[Work required] Can you transcribe the data exactly? Leave the pictures out.
═══ Records to process
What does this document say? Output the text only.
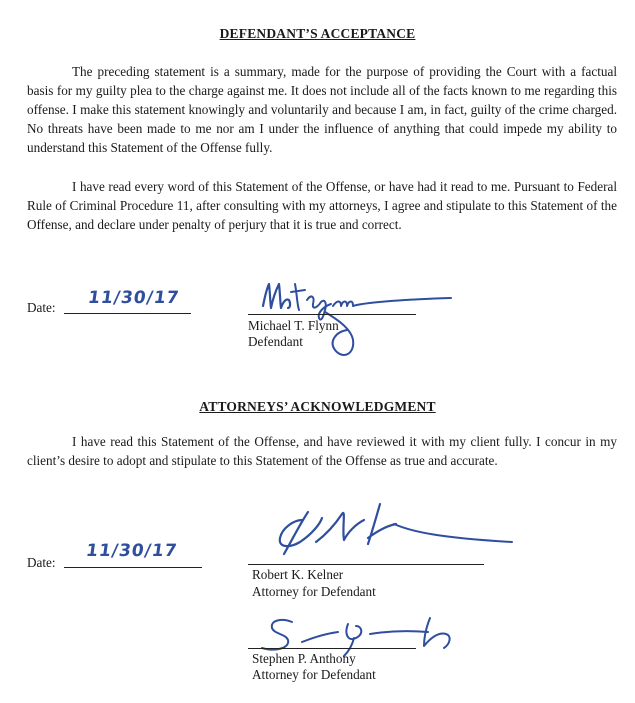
DEFENDANT’S ACCEPTANCE

The preceding statement is a summary, made for the purpose of providing the Court with a factual basis for my guilty plea to the charge against me. It does not include all of the facts known to me regarding this offense. I make this statement knowingly and voluntarily and because I am, in fact, guilty of the crime charged. No threats have been made to me nor am I under the influence of anything that could impede my ability to understand this Statement of the Offense fully.

I have read every word of this Statement of the Offense, or have had it read to me. Pursuant to Federal Rule of Criminal Procedure 11, after consulting with my attorneys, I agree and stipulate to this Statement of the Offense, and declare under penalty of perjury that it is true and correct.

Date: 11/30/17
Michael T. Flynn
Defendant
ATTORNEYS’ ACKNOWLEDGMENT

I have read this Statement of the Offense, and have reviewed it with my client fully. I concur in my client’s desire to adopt and stipulate to this Statement of the Offense as true and accurate.

Date:
11/30/17
Robert K. Kelner
Attorney for Defendant
Stephen P. Anthony
Attorney for Defendant
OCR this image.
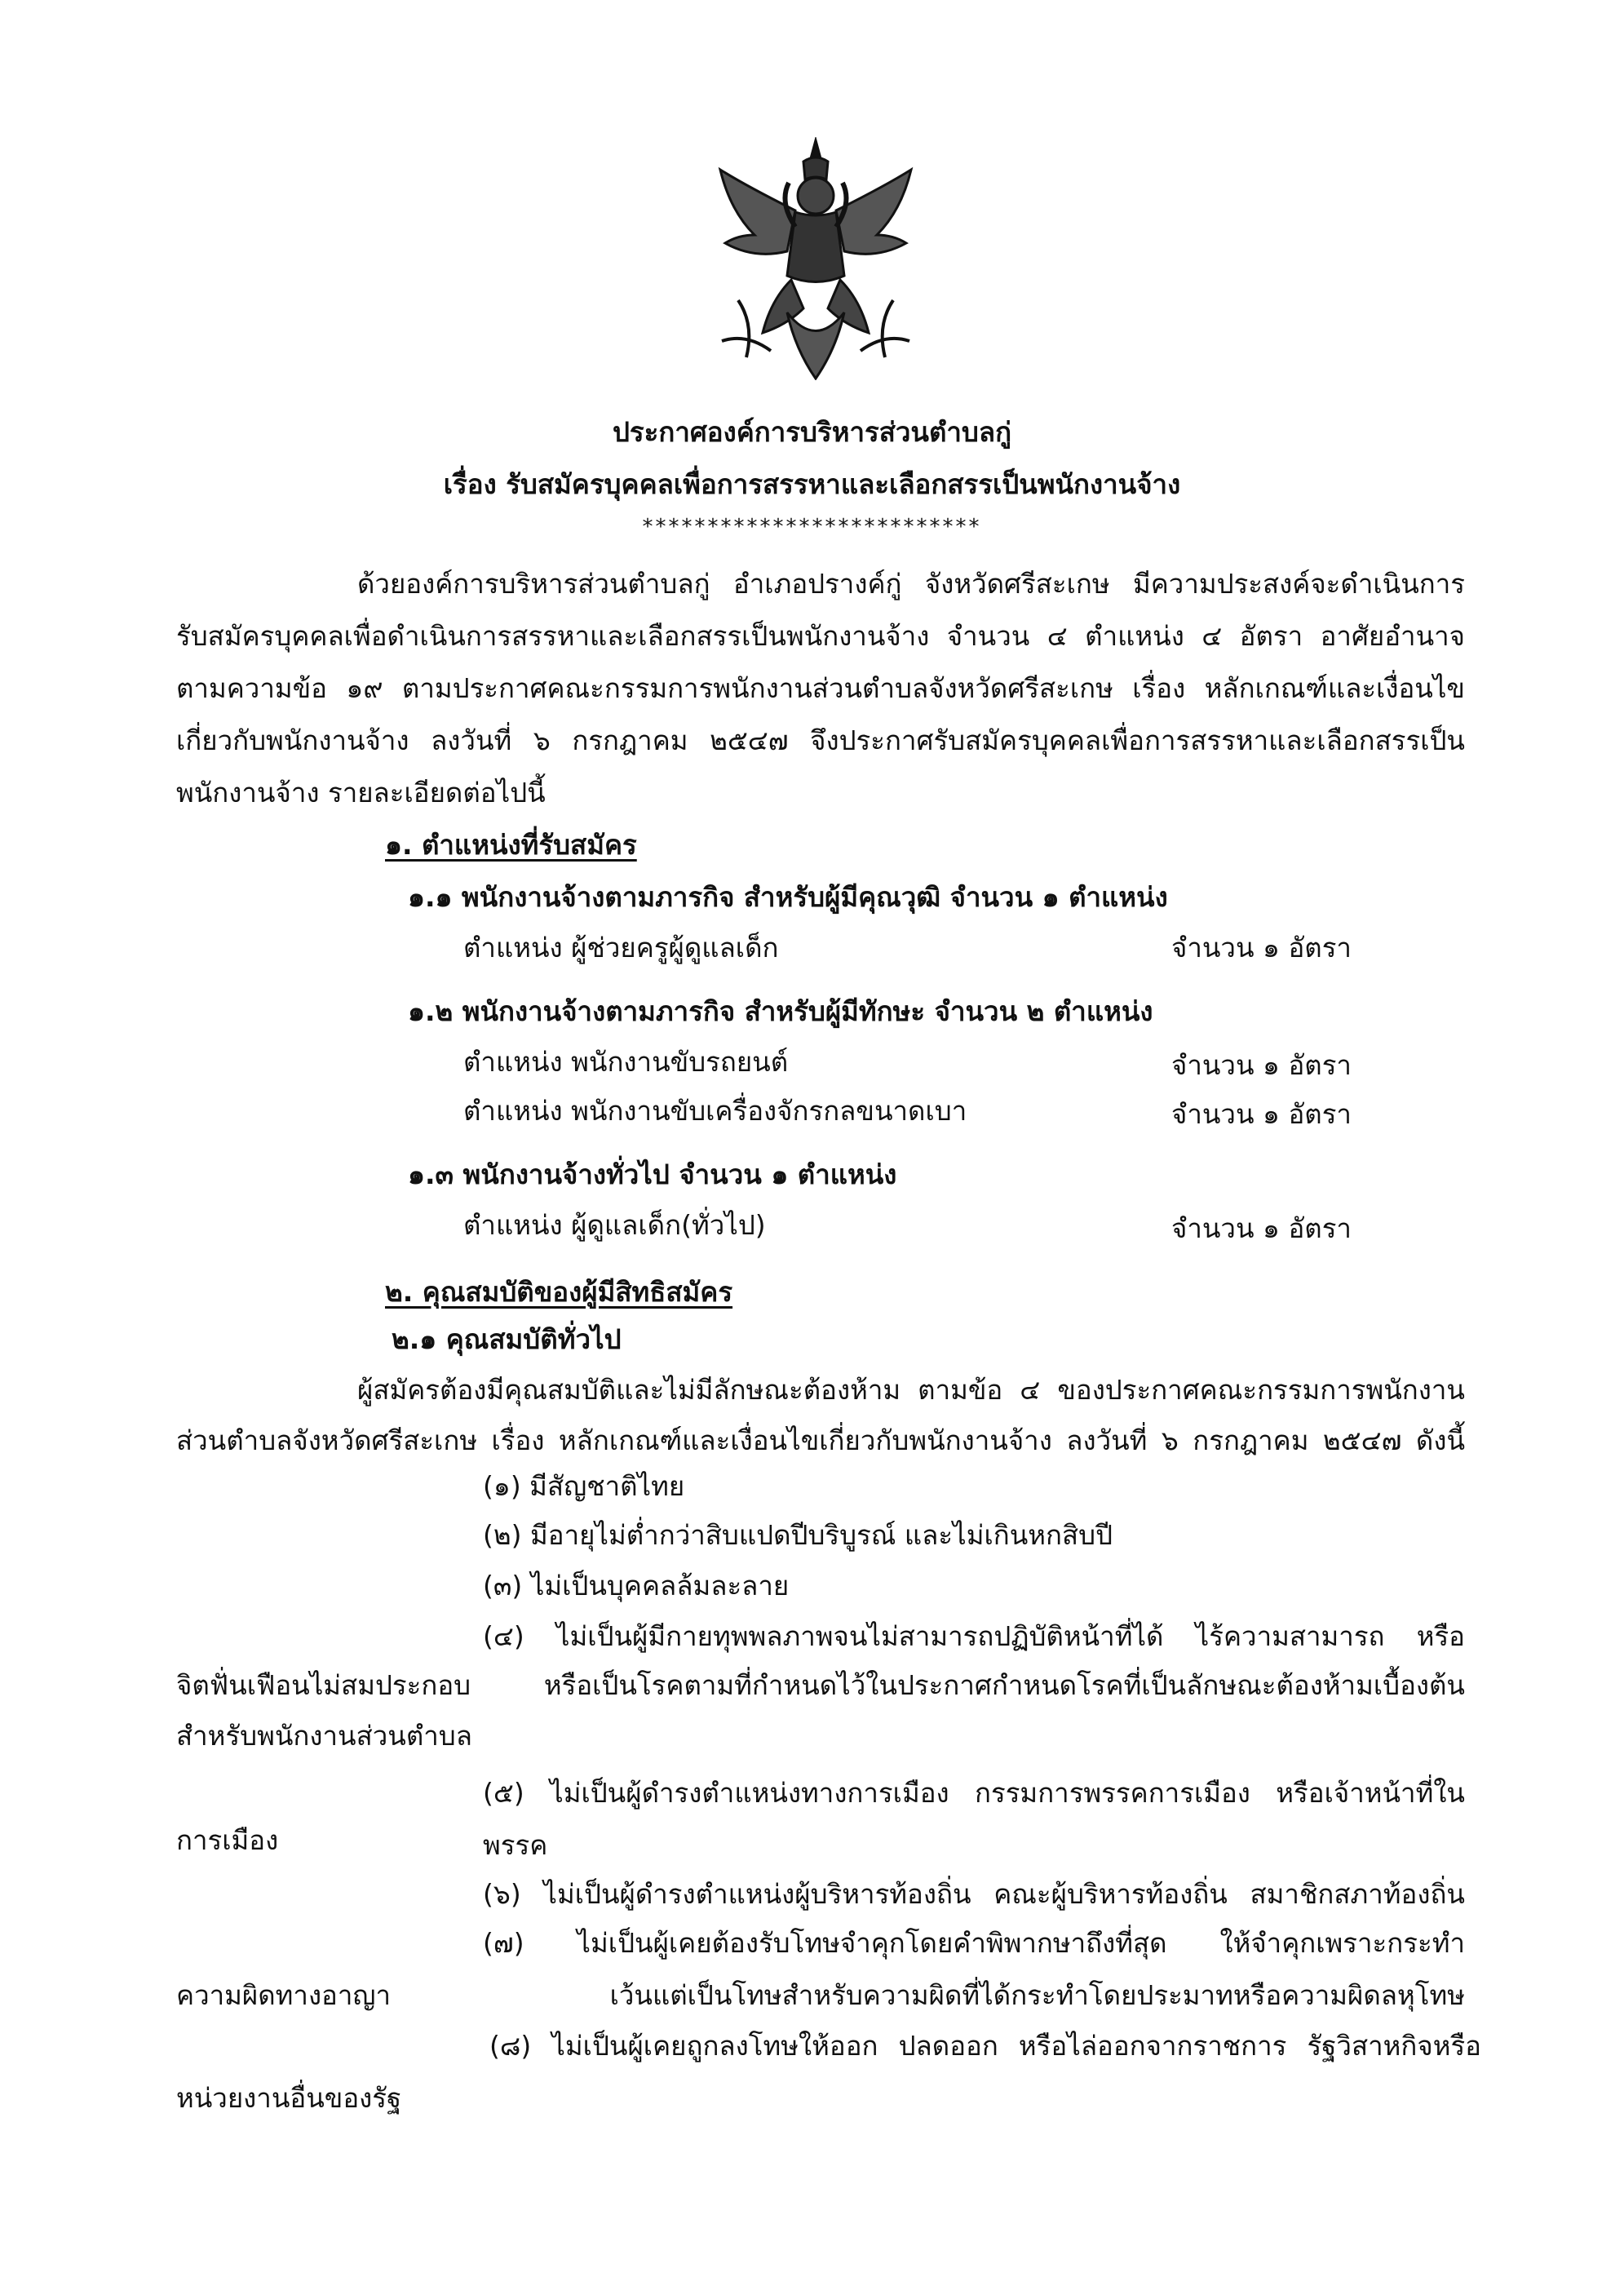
ประกาศองค์การบริหารส่วนตำบลกู่
เรื่อง รับสมัครบุคคลเพื่อการสรรหาและเลือกสรรเป็นพนักงานจ้าง
**************************
ด้วยองค์การบริหารส่วนตำบลกู่ อำเภอปรางค์กู่ จังหวัดศรีสะเกษ มีความประสงค์จะดำเนินการ
รับสมัครบุคคลเพื่อดำเนินการสรรหาและเลือกสรรเป็นพนักงานจ้าง จำนวน ๔ ตำแหน่ง ๔ อัตรา อาศัยอำนาจ
ตามความข้อ ๑๙ ตามประกาศคณะกรรมการพนักงานส่วนตำบลจังหวัดศรีสะเกษ เรื่อง หลักเกณฑ์และเงื่อนไข
เกี่ยวกับพนักงานจ้าง ลงวันที่ ๖ กรกฎาคม ๒๕๔๗ จึงประกาศรับสมัครบุคคลเพื่อการสรรหาและเลือกสรรเป็น
พนักงานจ้าง รายละเอียดต่อไปนี้
๑. ตำแหน่งที่รับสมัคร
๑.๑ พนักงานจ้างตามภารกิจ สำหรับผู้มีคุณวุฒิ จำนวน ๑ ตำแหน่ง
ตำแหน่ง ผู้ช่วยครูผู้ดูแลเด็ก	จำนวน ๑ อัตรา
๑.๒ พนักงานจ้างตามภารกิจ สำหรับผู้มีทักษะ จำนวน ๒ ตำแหน่ง
ตำแหน่ง พนักงานขับรถยนต์	จำนวน ๑ อัตรา
ตำแหน่ง พนักงานขับเครื่องจักรกลขนาดเบา	จำนวน ๑ อัตรา
๑.๓ พนักงานจ้างทั่วไป จำนวน ๑ ตำแหน่ง
ตำแหน่ง ผู้ดูแลเด็ก(ทั่วไป)	จำนวน ๑ อัตรา
๒. คุณสมบัติของผู้มีสิทธิสมัคร
๒.๑ คุณสมบัติทั่วไป
ผู้สมัครต้องมีคุณสมบัติและไม่มีลักษณะต้องห้าม ตามข้อ ๔ ของประกาศคณะกรรมการพนักงาน
ส่วนตำบลจังหวัดศรีสะเกษ เรื่อง หลักเกณฑ์และเงื่อนไขเกี่ยวกับพนักงานจ้าง ลงวันที่ ๖ กรกฎาคม ๒๕๔๗ ดังนี้
(๑) มีสัญชาติไทย
(๒) มีอายุไม่ต่ำกว่าสิบแปดปีบริบูรณ์ และไม่เกินหกสิบปี
(๓) ไม่เป็นบุคคลล้มละลาย
(๔) ไม่เป็นผู้มีกายทุพพลภาพจนไม่สามารถปฏิบัติหน้าที่ได้ ไร้ความสามารถ หรือ
จิตฟั่นเฟือนไม่สมประกอบ หรือเป็นโรคตามที่กำหนดไว้ในประกาศกำหนดโรคที่เป็นลักษณะต้องห้ามเบื้องต้น
สำหรับพนักงานส่วนตำบล
(๕) ไม่เป็นผู้ดำรงตำแหน่งทางการเมือง กรรมการพรรคการเมือง หรือเจ้าหน้าที่ในพรรค
การเมือง
(๖) ไม่เป็นผู้ดำรงตำแหน่งผู้บริหารท้องถิ่น คณะผู้บริหารท้องถิ่น สมาชิกสภาท้องถิ่น
(๗) ไม่เป็นผู้เคยต้องรับโทษจำคุกโดยคำพิพากษาถึงที่สุด ให้จำคุกเพราะกระทำ
ความผิดทางอาญา เว้นแต่เป็นโทษสำหรับความผิดที่ได้กระทำโดยประมาทหรือความผิดลหุโทษ
(๘) ไม่เป็นผู้เคยถูกลงโทษให้ออก ปลดออก หรือไล่ออกจากราชการ รัฐวิสาหกิจหรือ
หน่วยงานอื่นของรัฐ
══════
[Response to the exercise]
What does this document say? Output the text only.
DEFENDANT’S ACCEPTANCE

The preceding statement is a summary, made for the purpose of providing the Court with a factual basis for my guilty plea to the charge against me. It does not include all of the facts known to me regarding this offense. I make this statement knowingly and voluntarily and because I am, in fact, guilty of the crime charged. No threats have been made to me nor am I under the influence of anything that could impede my ability to understand this Statement of the Offense fully.

I have read every word of this Statement of the Offense, or have had it read to me. Pursuant to Federal Rule of Criminal Procedure 11, after consulting with my attorneys, I agree and stipulate to this Statement of the Offense, and declare under penalty of perjury that it is true and correct.

Date: 11/30/17
Michael T. Flynn
Defendant
ATTORNEYS’ ACKNOWLEDGMENT

I have read this Statement of the Offense, and have reviewed it with my client fully. I concur in my client’s desire to adopt and stipulate to this Statement of the Offense as true and accurate.

Date:
11/30/17
Robert K. Kelner
Attorney for Defendant
Stephen P. Anthony
Attorney for Defendant
OCR this image.
ประกาศองค์การบริหารส่วนตำบลกู่
เรื่อง รับสมัครบุคคลเพื่อการสรรหาและเลือกสรรเป็นพนักงานจ้าง
**************************
ด้วยองค์การบริหารส่วนตำบลกู่ อำเภอปรางค์กู่ จังหวัดศรีสะเกษ มีความประสงค์จะดำเนินการ
รับสมัครบุคคลเพื่อดำเนินการสรรหาและเลือกสรรเป็นพนักงานจ้าง จำนวน ๔ ตำแหน่ง ๔ อัตรา อาศัยอำนาจ
ตามความข้อ ๑๙ ตามประกาศคณะกรรมการพนักงานส่วนตำบลจังหวัดศรีสะเกษ เรื่อง หลักเกณฑ์และเงื่อนไข
เกี่ยวกับพนักงานจ้าง ลงวันที่ ๖ กรกฎาคม ๒๕๔๗ จึงประกาศรับสมัครบุคคลเพื่อการสรรหาและเลือกสรรเป็น
พนักงานจ้าง รายละเอียดต่อไปนี้
๑. ตำแหน่งที่รับสมัคร
๑.๑ พนักงานจ้างตามภารกิจ สำหรับผู้มีคุณวุฒิ จำนวน ๑ ตำแหน่ง
ตำแหน่ง ผู้ช่วยครูผู้ดูแลเด็ก	จำนวน ๑ อัตรา
๑.๒ พนักงานจ้างตามภารกิจ สำหรับผู้มีทักษะ จำนวน ๒ ตำแหน่ง
ตำแหน่ง พนักงานขับรถยนต์	จำนวน ๑ อัตรา
ตำแหน่ง พนักงานขับเครื่องจักรกลขนาดเบา	จำนวน ๑ อัตรา
๑.๓ พนักงานจ้างทั่วไป จำนวน ๑ ตำแหน่ง
ตำแหน่ง ผู้ดูแลเด็ก(ทั่วไป)	จำนวน ๑ อัตรา
๒. คุณสมบัติของผู้มีสิทธิสมัคร
๒.๑ คุณสมบัติทั่วไป
ผู้สมัครต้องมีคุณสมบัติและไม่มีลักษณะต้องห้าม ตามข้อ ๔ ของประกาศคณะกรรมการพนักงาน
ส่วนตำบลจังหวัดศรีสะเกษ เรื่อง หลักเกณฑ์และเงื่อนไขเกี่ยวกับพนักงานจ้าง ลงวันที่ ๖ กรกฎาคม ๒๕๔๗ ดังนี้
(๑) มีสัญชาติไทย
(๒) มีอายุไม่ต่ำกว่าสิบแปดปีบริบูรณ์ และไม่เกินหกสิบปี
(๓) ไม่เป็นบุคคลล้มละลาย
(๔) ไม่เป็นผู้มีกายทุพพลภาพจนไม่สามารถปฏิบัติหน้าที่ได้ ไร้ความสามารถ หรือ
จิตฟั่นเฟือนไม่สมประกอบ หรือเป็นโรคตามที่กำหนดไว้ในประกาศกำหนดโรคที่เป็นลักษณะต้องห้ามเบื้องต้น
สำหรับพนักงานส่วนตำบล
(๕) ไม่เป็นผู้ดำรงตำแหน่งทางการเมือง กรรมการพรรคการเมือง หรือเจ้าหน้าที่ในพรรค
การเมือง
(๖) ไม่เป็นผู้ดำรงตำแหน่งผู้บริหารท้องถิ่น คณะผู้บริหารท้องถิ่น สมาชิกสภาท้องถิ่น
(๗) ไม่เป็นผู้เคยต้องรับโทษจำคุกโดยคำพิพากษาถึงที่สุด ให้จำคุกเพราะกระทำ
ความผิดทางอาญา เว้นแต่เป็นโทษสำหรับความผิดที่ได้กระทำโดยประมาทหรือความผิดลหุโทษ
(๘) ไม่เป็นผู้เคยถูกลงโทษให้ออก ปลดออก หรือไล่ออกจากราชการ รัฐวิสาหกิจหรือ
หน่วยงานอื่นของรัฐ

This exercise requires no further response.